# Alcatraz Babeh



## PiccoloGoat (Sep 10, 2008)

I'm so exicted  

my mum won a contest to go to San Fran for 6 days to visit alcatraz the prison.
And since the oppertunity came, we are going to travel western america for a month :O
Im really hyped coz i have never been overseas and wooo :leap: 

We are gonna go to disneyland and WALMART! omg xD
I think we are going to washington, nevada (and Las Vegas!), Utah (salt lake city) Seattle and san diago.

AND BEVERLY HILLS !!

I am really bad at american states and such but i think thats some of the places we are going

OH! We are going on the glass skywalk in grand canyon. 
My goal is to see a mustang and my step dads is to see a bear lol
I cant wait to go to seaworld and san deago zoo 
I wanted to go to lego land but mum said no xD

Anyway...
If you have any suggestions, tell me!! 
:stars:


----------



## kelebek (Oct 5, 2007)

Are you all driving along the coast? I live on the border of Washington and Idaho.

You all are more then welcome to come to the ranch and spend a day or two. I live on one of the most gorgeous lakes in this area! Oh and tell your dad I have a bear cub that comes to the house all the time, a momma and her 6 baby turkeys, oh and we can call my horse a mustang if you would like - :ROFL: 

But the offer is here if you are going to travel through Spokane!!!


----------



## liz (Oct 5, 2007)

Wow...Kid you have every reason to be excited! I've never left my little "hole" here in PA....Well unless you count the 2 days I spent with my Aunt in Ohio!


----------



## PiccoloGoat (Sep 10, 2008)

kelebek, I will ask my mum...She might not alow it, but a few nights free accomodation would be awesome lol

But i dont think we'll be on the coast of washington :question:


----------



## kelebek (Oct 5, 2007)

I am not on the coast, I am on the opposite side of Washington about 1 hour from Spokane, Wa on the border. This is what you can see from my house!


----------



## toth boer goats (Jul 20, 2008)

PiccoloGoat......you are the luckiest person alive ...wow all .........are some nice and fun places to visit............  ..


----------



## toth boer goats (Jul 20, 2008)

——————

Your tasks ->
A – Translate this sentence from the thread into Spanish: "I live on the border of Washington and Idaho."
B – Answer from the thread:
(i) For how many days was the contest trip to San Francisco?
(ii) What animal does the step dad want to see?
(iii) About how far from Spokane does kelebek live?
C – Please write out the thread from "my mum won a" to "in grand canyon.".
The material after the thread has no part in this.

——————

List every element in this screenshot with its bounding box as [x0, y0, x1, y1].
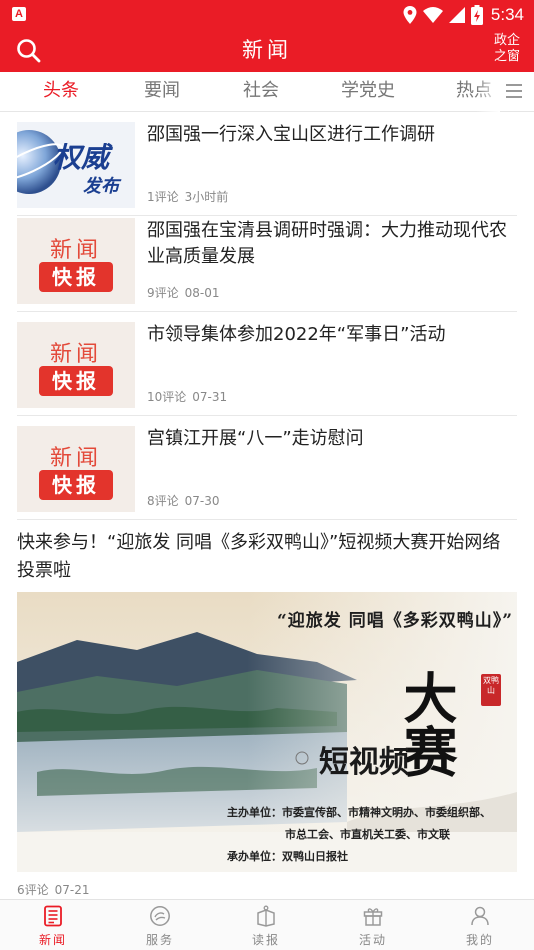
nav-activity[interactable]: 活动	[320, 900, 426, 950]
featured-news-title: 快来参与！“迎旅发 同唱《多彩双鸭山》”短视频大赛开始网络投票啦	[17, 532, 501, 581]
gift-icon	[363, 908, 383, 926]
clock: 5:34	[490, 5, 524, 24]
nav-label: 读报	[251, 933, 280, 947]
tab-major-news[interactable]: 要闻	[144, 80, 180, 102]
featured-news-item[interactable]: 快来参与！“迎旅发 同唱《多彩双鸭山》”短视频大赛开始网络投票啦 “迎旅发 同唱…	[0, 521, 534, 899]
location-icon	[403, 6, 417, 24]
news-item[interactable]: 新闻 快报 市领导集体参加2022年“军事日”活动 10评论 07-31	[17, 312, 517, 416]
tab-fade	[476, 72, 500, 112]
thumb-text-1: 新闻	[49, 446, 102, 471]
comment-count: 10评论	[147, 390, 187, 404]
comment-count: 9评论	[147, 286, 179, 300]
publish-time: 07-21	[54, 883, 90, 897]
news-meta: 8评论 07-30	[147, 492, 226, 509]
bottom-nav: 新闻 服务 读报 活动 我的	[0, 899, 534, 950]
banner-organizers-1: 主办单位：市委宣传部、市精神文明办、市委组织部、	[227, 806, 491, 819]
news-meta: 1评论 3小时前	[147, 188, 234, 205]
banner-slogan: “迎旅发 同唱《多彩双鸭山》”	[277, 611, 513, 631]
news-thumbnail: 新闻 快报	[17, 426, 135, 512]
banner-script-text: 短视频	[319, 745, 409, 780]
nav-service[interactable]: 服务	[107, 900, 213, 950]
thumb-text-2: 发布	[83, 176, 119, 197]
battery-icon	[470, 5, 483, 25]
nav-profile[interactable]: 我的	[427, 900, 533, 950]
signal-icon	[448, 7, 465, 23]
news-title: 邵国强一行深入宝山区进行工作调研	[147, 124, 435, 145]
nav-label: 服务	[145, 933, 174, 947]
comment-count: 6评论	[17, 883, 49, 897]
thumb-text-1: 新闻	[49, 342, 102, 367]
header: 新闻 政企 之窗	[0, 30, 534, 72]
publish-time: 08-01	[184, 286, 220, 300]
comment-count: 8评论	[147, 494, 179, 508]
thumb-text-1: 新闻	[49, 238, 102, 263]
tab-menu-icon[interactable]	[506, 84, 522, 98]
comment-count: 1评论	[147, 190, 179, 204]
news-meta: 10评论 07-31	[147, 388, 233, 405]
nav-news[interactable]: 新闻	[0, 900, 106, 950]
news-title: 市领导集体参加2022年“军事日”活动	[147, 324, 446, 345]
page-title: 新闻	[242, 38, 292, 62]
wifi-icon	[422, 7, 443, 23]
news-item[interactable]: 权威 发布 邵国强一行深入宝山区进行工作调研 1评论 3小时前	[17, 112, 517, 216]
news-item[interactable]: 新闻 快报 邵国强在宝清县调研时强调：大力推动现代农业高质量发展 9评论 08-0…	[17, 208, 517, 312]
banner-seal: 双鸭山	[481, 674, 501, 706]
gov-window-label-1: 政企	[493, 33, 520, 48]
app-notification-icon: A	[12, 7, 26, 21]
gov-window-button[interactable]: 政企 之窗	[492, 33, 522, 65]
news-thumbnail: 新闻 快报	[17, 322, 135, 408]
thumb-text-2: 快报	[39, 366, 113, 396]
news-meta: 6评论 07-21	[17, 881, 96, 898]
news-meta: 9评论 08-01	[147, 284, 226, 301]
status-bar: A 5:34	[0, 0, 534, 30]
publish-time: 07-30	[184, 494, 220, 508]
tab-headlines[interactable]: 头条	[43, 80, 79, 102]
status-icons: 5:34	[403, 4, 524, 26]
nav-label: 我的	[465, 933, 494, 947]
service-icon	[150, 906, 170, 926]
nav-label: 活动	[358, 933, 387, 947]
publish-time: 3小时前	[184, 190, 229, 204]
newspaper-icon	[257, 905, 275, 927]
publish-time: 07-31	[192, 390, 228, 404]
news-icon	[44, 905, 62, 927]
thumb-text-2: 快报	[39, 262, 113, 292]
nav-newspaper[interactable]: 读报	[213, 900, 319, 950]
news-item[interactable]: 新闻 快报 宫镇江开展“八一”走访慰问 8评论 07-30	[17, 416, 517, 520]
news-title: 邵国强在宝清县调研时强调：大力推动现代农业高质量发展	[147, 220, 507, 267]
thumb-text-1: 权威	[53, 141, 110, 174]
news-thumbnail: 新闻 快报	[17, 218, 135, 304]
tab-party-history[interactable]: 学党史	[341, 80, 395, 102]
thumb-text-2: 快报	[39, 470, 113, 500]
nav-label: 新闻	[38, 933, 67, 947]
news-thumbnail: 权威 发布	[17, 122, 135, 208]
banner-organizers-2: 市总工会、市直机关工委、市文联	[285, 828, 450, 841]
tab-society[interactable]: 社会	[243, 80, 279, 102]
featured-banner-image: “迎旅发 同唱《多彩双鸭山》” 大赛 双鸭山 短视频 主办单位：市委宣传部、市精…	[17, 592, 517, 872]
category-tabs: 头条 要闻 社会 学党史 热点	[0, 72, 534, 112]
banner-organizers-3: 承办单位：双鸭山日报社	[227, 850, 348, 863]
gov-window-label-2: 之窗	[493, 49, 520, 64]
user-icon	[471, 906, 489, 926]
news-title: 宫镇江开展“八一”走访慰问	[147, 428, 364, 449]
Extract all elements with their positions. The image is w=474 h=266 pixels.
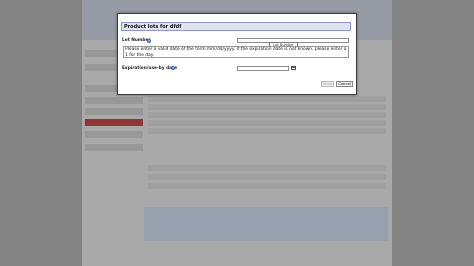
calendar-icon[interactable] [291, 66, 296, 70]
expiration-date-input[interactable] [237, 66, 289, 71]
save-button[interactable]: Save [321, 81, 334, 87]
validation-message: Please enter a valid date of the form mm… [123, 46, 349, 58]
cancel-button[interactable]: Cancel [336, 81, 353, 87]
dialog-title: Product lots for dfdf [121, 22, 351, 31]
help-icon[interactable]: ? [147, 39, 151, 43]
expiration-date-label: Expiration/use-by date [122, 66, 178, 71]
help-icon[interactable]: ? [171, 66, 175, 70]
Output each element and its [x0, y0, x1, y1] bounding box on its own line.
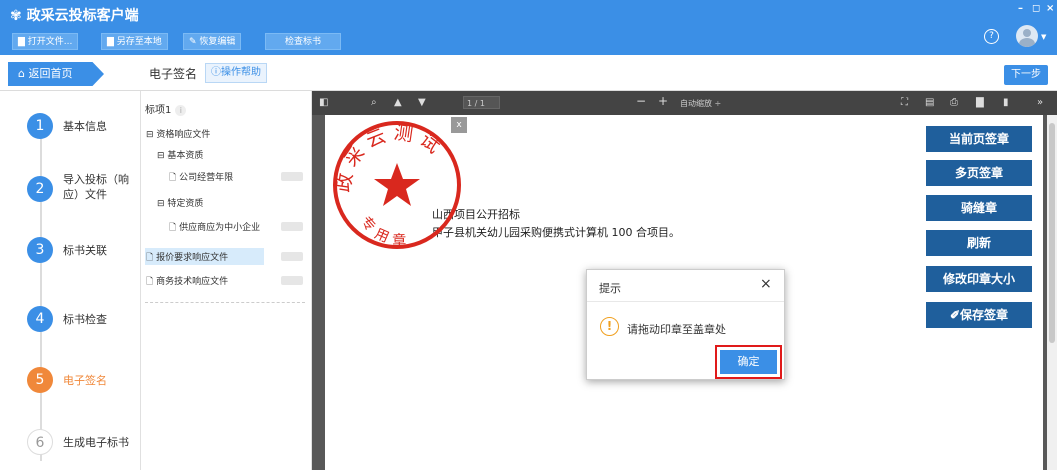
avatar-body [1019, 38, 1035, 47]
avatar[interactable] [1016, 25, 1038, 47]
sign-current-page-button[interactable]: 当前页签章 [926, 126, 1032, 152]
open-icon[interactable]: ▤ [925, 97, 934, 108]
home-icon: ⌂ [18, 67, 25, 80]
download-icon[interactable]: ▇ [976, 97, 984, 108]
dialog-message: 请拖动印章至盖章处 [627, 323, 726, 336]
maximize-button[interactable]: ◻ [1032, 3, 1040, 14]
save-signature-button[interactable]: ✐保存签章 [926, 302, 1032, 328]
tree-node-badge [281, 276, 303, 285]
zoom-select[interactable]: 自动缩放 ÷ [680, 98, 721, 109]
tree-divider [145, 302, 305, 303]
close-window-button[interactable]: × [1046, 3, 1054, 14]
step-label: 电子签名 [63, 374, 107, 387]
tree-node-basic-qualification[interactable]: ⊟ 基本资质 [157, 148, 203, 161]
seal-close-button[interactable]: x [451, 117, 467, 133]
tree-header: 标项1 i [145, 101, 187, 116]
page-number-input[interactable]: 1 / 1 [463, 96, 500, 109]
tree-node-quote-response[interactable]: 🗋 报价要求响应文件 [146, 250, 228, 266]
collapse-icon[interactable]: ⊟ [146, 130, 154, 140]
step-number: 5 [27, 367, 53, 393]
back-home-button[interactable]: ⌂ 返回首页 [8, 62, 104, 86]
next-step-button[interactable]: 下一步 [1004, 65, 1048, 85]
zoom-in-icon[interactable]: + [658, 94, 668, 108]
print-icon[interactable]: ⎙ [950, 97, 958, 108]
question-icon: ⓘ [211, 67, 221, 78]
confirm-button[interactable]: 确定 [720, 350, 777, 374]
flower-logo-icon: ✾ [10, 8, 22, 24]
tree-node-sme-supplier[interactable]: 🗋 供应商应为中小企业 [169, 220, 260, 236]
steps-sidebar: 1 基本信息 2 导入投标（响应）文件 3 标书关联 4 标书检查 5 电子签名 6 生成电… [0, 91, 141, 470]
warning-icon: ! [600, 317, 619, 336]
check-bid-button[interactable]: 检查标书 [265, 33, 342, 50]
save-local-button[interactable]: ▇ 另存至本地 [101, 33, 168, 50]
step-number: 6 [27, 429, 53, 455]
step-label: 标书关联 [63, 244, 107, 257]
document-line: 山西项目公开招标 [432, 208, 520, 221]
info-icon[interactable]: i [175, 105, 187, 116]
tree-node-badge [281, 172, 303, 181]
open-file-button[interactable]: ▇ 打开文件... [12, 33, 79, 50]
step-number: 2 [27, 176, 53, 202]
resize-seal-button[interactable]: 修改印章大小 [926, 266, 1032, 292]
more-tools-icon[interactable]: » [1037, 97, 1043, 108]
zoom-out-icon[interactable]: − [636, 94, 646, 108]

——————

Solutions to each task ->
A – Vivo en la frontera entre Washington e Idaho.

B –
(i) 6 days
(ii) A bear
(iii) About 1 hour

C –
my mum won a contest to go to San Fran for 6 days to visit alcatraz the prison.
And since the oppertunity came, we are going to travel western america for a month :O
Im really hyped coz i have never been overseas and wooo :leap: 

We are gonna go to disneyland and WALMART! omg xD
I think we are going to washington, nevada (and Las Vegas!), Utah (salt lake city) Seattle and san diago.

AND BEVERLY HILLS !!

I am really bad at american states and such but i think thats some of the places we are going

OH! We are going on the glass skywalk in grand canyon.